= Exercise goal =
Comb the records below for the string "title" and copy each line where it turns up.

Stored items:
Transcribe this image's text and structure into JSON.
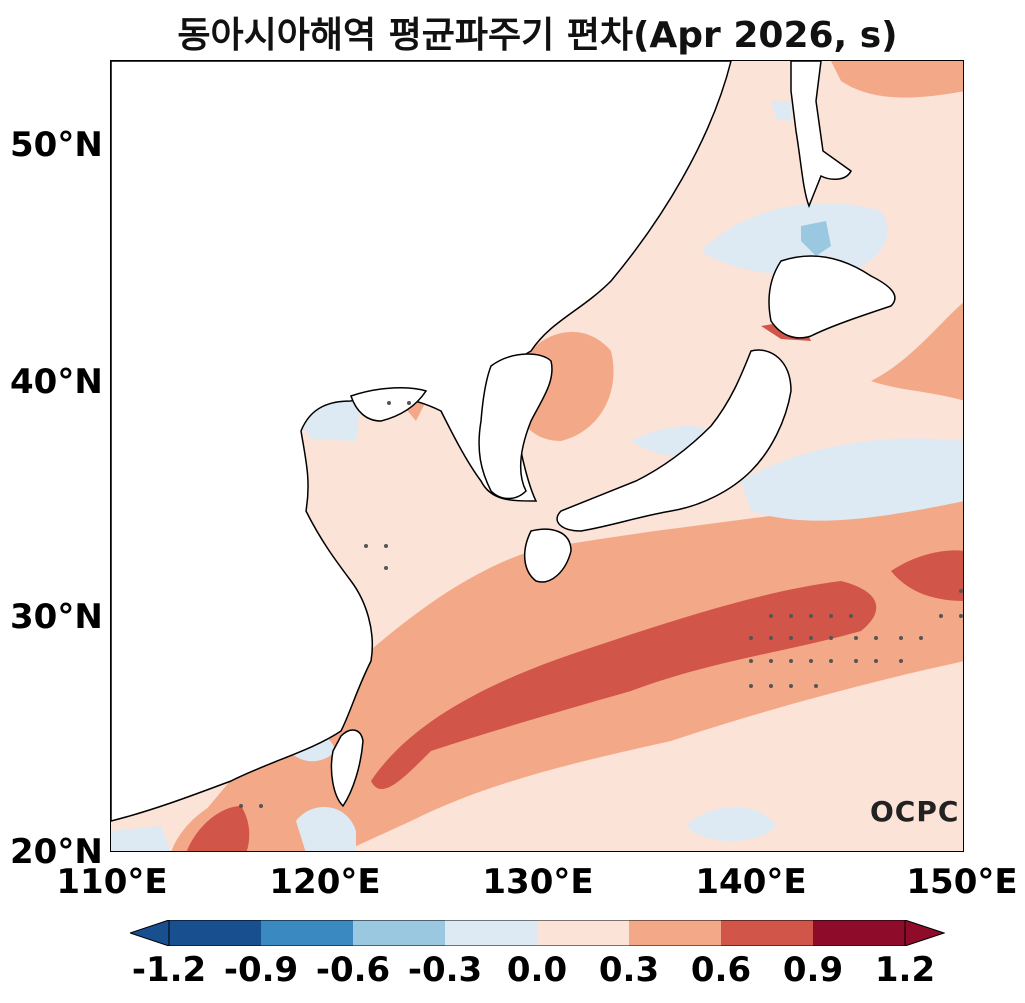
{
  "title": "동아시아해역 평균파주기 편차(Apr 2026, s)",
  "logo": "OCPC",
  "axes": {
    "lat_labels": [
      "50°N",
      "40°N",
      "30°N",
      "20°N"
    ],
    "lon_labels": [
      "110°E",
      "120°E",
      "130°E",
      "140°E",
      "150°E"
    ],
    "lon_range": [
      110,
      150
    ],
    "lat_range": [
      20,
      53.5
    ]
  },
  "colorbar": {
    "ticks": [
      "-1.2",
      "-0.9",
      "-0.6",
      "-0.3",
      "0.0",
      "0.3",
      "0.6",
      "0.9",
      "1.2"
    ],
    "colors": [
      "#18508f",
      "#3b89c1",
      "#9ac8e0",
      "#ddeaf3",
      "#fbe3d8",
      "#f3a988",
      "#d2554a",
      "#8e0c2a"
    ],
    "extend": "both"
  },
  "chart_data": {
    "type": "heatmap",
    "title": "동아시아해역 평균파주기 편차(Apr 2026, s)",
    "xlabel": "",
    "ylabel": "",
    "xlim": [
      110,
      150
    ],
    "ylim": [
      20,
      53.5
    ],
    "levels": [
      -1.2,
      -0.9,
      -0.6,
      -0.3,
      0.0,
      0.3,
      0.6,
      0.9,
      1.2
    ],
    "grid": false
  }
}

= Answer to the exercise =
  "title": "동아시아해역 평균파주기 편차(Apr 2026, s)",
    "title": "동아시아해역 평균파주기 편차(Apr 2026, s)",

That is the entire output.